>> BEGIN Text block

JERUSALEM — Some Israelis have described being moved almost to tears by a rare viewing of the Great Isaiah Scroll, the best preserved and most complete Dead Sea biblical scroll, on special exhibit this summer at the Shrine of the Book at the Israel Museum for the first time in 40 years.
The familiar, unfulfilled prophecy of the 2,100-year-old scroll — “and they shall beat their swords into plowshares, and their spears into pruning hooks: nation shall not lift up sword against nation, neither shall they learn war any more” — undoubtedly arouses emotion here. But there is also a thrill born of ordinary people being able to read, and at least partly understand, an ancient Hebrew text.
Two centuries after it was written, Jewish history became one of dispersal and exile, and Hebrew ceased to be widely spoken for the next 1,700 years.
Its revival is often hailed as one of the greatest feats of the Zionist enterprise; today Hebrew is the first language of millions of Israelis, a loquacious and literary nation that is said to publish an average of 5,500 books a year.
But in a country where self-doubt and insecurity run deep, even a linguistic triumph can be a cause for concern. After such a meteoric comeback, some worry that the common language may already be in decline, popularized to the point where many Israelis can no longer cope with the rich complexities of traditional Hebrew prose.
“There is a feeling of anxiety,” said Ruvik Rosenthal, a popular Israeli language guru and author of a best-selling dictionary of Hebrew slang.
There is the creeping foreign influence, as urban sophisticates pepper their Hebrew speech with accented English affectations like “please,” “sorry” and “whatever,” along with a noticeable loss of nuance and relative paucity of vocabulary in regular use.
Israelis can obsess about language. “We speak with mistakes,” Mr. Rosenthal said. “Everyone does, and everyone corrects everyone else.”

>> END Text block
>> BEGIN Data for this exercise

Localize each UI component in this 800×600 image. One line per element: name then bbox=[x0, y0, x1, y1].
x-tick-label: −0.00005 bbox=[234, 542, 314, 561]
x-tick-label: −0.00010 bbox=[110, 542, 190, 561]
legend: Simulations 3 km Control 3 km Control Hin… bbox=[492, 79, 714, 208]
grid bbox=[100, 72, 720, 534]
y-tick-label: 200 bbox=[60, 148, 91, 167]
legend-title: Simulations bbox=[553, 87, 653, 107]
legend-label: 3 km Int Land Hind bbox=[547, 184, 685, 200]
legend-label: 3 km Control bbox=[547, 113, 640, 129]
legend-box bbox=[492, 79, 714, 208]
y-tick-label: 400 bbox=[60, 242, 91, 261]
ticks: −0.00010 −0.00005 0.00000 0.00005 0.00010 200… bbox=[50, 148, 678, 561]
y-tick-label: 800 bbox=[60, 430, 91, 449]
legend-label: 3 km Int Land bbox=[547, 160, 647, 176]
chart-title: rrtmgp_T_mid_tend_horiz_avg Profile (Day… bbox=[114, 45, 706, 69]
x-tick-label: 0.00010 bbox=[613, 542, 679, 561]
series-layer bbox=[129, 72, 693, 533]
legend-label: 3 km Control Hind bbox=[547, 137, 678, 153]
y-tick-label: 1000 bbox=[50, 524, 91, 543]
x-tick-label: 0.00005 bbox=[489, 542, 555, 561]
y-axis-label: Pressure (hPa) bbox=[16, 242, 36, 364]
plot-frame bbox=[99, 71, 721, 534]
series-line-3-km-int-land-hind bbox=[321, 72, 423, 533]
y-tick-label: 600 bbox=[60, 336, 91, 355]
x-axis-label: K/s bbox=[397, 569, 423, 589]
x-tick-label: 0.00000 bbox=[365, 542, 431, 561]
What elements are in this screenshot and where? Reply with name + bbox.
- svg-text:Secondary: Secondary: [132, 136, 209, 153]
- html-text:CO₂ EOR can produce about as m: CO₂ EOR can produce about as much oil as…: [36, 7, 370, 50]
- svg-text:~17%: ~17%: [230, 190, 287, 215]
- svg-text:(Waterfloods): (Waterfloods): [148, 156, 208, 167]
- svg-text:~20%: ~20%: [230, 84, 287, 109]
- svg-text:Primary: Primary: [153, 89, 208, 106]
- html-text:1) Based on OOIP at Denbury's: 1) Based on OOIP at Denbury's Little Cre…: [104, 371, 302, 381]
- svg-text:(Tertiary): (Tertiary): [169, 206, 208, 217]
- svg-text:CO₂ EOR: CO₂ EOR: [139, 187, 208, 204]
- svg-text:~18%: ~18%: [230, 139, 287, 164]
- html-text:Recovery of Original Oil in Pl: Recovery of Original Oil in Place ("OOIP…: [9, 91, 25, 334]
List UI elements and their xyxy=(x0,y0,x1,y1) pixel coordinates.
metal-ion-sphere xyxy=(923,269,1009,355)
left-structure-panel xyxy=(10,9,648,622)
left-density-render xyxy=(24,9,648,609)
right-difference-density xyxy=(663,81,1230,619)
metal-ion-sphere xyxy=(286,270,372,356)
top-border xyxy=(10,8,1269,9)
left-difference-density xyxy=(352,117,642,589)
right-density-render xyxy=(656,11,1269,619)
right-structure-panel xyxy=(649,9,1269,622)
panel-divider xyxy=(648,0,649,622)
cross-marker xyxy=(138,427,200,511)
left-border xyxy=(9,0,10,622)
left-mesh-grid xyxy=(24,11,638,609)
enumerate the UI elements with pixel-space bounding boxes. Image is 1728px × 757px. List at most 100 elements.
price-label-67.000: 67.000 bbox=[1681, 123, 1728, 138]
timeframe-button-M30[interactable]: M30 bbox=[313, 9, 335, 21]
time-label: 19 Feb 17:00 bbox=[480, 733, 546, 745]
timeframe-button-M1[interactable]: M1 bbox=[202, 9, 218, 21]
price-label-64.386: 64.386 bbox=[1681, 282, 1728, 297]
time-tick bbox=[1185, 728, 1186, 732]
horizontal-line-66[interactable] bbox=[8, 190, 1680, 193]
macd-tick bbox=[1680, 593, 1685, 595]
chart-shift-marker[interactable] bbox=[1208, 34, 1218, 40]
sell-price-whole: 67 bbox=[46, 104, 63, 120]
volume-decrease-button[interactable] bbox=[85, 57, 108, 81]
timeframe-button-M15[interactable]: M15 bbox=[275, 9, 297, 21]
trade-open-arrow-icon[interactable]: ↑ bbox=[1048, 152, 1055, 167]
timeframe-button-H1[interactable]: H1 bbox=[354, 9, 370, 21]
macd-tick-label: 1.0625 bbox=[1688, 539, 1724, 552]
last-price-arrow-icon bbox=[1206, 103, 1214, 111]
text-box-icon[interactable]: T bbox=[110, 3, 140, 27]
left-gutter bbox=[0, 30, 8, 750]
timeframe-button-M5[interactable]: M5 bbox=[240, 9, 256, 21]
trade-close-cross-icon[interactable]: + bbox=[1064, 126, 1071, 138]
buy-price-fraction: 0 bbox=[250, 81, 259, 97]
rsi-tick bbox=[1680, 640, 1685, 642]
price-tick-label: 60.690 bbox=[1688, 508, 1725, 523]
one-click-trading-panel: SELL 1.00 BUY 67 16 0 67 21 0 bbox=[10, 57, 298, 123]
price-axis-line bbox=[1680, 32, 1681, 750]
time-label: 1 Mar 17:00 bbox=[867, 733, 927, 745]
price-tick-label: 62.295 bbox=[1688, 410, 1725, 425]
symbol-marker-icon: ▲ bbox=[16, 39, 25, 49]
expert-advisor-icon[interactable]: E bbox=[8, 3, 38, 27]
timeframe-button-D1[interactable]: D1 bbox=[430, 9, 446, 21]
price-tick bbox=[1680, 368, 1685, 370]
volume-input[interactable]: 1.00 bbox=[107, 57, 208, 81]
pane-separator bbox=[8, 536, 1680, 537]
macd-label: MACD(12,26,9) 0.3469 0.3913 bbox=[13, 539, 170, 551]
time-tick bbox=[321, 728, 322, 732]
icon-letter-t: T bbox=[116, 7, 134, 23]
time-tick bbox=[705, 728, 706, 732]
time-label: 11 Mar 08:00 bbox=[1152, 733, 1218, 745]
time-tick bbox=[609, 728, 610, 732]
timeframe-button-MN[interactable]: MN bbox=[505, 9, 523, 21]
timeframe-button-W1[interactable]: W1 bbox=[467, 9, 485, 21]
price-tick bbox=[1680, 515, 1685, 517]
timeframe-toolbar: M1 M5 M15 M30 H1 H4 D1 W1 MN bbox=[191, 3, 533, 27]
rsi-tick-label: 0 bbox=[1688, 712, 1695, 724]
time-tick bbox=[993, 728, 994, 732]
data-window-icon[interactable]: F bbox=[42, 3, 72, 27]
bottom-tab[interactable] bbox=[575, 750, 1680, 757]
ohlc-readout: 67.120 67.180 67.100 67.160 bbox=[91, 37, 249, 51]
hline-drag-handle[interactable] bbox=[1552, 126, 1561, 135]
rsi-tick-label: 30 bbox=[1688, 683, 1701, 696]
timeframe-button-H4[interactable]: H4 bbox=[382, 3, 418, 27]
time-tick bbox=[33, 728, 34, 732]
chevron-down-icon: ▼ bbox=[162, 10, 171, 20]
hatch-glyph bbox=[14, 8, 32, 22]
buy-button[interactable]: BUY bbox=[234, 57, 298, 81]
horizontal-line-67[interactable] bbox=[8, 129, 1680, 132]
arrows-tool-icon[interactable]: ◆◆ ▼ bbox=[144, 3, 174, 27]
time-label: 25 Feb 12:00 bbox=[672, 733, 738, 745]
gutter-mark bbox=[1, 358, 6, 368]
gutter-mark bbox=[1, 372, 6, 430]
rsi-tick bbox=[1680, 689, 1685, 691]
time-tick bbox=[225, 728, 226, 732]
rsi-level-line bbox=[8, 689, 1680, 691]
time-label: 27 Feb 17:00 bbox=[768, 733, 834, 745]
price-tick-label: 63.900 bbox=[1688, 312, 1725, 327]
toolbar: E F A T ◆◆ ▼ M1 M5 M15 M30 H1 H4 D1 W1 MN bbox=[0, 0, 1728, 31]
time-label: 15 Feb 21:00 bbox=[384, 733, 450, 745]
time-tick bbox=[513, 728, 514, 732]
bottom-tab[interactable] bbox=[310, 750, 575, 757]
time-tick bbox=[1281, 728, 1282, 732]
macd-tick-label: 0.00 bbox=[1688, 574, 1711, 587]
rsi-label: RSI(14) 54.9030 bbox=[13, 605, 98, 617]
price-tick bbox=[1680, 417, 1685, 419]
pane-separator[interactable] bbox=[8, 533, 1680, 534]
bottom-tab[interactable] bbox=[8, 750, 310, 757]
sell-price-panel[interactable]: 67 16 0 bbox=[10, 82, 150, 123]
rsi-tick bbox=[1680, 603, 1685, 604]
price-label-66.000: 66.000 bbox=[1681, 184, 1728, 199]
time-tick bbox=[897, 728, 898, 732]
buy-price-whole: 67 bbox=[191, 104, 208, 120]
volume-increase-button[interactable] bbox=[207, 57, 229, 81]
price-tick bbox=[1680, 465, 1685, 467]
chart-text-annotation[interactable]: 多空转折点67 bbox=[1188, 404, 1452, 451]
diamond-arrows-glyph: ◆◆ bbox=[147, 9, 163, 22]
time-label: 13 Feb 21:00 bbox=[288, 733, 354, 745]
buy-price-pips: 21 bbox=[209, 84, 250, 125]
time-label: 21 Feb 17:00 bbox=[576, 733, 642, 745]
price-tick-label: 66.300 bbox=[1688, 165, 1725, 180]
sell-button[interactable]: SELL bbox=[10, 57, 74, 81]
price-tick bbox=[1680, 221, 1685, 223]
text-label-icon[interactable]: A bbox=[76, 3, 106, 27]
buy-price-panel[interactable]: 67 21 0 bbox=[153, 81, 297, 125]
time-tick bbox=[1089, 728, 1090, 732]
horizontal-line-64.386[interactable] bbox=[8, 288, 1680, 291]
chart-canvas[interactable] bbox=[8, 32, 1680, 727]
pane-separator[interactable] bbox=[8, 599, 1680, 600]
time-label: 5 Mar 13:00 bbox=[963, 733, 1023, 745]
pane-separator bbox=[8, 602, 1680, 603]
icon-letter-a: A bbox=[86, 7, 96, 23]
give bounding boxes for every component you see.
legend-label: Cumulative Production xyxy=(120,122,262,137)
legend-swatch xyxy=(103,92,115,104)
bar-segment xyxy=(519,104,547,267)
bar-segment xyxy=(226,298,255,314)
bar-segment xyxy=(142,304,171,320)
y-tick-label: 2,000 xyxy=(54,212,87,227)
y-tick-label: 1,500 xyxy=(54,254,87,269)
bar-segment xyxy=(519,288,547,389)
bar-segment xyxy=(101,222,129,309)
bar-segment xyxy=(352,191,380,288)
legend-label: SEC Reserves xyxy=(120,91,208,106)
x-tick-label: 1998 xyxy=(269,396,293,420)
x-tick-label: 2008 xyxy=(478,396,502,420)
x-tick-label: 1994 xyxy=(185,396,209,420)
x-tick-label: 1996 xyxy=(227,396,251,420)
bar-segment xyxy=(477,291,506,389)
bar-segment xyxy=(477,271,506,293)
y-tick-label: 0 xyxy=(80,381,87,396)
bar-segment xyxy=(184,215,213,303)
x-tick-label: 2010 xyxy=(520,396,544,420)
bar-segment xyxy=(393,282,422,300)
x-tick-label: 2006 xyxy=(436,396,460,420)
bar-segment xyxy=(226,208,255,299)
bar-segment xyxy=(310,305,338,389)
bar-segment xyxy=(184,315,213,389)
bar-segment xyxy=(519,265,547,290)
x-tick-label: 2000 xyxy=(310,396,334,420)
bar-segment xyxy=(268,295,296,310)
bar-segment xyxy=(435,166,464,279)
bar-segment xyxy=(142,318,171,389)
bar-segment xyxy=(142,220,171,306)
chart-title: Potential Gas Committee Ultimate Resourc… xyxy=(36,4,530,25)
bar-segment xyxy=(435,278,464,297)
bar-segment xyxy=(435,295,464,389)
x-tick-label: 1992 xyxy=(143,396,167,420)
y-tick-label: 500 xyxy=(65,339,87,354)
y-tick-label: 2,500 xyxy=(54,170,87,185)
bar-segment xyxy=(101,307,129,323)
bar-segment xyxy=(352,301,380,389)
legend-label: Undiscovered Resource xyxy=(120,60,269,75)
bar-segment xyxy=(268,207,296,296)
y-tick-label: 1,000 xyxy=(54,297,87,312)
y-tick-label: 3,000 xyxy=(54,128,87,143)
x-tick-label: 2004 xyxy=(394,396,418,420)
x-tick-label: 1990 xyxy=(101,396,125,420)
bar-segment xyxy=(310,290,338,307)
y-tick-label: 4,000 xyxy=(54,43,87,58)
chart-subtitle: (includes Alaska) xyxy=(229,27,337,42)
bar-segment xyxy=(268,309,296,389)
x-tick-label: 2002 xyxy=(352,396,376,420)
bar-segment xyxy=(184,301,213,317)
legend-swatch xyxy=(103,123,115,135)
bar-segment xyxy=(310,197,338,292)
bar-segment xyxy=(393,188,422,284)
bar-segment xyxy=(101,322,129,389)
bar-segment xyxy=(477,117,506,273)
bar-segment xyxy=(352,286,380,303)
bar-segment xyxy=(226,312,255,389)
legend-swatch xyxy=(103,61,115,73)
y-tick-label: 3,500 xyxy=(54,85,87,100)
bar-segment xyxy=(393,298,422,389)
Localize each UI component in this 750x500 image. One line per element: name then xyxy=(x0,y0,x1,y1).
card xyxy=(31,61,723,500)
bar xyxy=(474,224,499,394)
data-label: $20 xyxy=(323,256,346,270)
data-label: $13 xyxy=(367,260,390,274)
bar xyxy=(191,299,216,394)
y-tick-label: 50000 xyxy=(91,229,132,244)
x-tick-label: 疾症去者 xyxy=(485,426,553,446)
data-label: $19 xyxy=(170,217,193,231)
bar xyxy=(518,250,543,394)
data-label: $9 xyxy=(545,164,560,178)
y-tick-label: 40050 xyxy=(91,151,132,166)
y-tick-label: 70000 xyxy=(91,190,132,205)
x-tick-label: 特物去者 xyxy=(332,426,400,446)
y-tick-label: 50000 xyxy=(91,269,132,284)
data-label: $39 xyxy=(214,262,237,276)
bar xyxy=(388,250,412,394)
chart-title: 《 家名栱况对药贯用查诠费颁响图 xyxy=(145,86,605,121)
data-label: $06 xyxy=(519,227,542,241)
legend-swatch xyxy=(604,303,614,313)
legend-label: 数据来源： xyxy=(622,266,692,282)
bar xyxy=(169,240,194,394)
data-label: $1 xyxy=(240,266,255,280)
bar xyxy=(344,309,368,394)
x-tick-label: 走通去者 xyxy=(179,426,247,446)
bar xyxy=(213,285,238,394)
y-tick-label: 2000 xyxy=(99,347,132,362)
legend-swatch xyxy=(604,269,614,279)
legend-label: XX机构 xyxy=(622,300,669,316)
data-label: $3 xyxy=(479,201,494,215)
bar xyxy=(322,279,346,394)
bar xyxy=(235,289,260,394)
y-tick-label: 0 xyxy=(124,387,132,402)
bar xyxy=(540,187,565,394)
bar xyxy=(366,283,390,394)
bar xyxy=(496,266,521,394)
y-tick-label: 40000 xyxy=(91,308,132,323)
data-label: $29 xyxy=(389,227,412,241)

>> END Data for this exercise

> Goal A:
According to the article about Hebrew, how many books is Israel said to publish on average each year?
> Goal B:
Reproduce the records from their first line through the line containing "y-tick-label: 800 bbox=[60, 430, 91, 449]", inclusive.

> Written reply A:
An average of 5,500 books a year.

> Written reply B:
Localize each UI component in this 800×600 image. One line per element: name then bbox=[x0, y0, x1, y1].
x-tick-label: −0.00005 bbox=[234, 542, 314, 561]
x-tick-label: −0.00010 bbox=[110, 542, 190, 561]
legend: Simulations 3 km Control 3 km Control Hin… bbox=[492, 79, 714, 208]
grid bbox=[100, 72, 720, 534]
y-tick-label: 200 bbox=[60, 148, 91, 167]
legend-title: Simulations bbox=[553, 87, 653, 107]
legend-label: 3 km Int Land Hind bbox=[547, 184, 685, 200]
legend-label: 3 km Control bbox=[547, 113, 640, 129]
legend-box bbox=[492, 79, 714, 208]
y-tick-label: 400 bbox=[60, 242, 91, 261]
ticks: −0.00010 −0.00005 0.00000 0.00005 0.00010 200… bbox=[50, 148, 678, 561]
y-tick-label: 800 bbox=[60, 430, 91, 449]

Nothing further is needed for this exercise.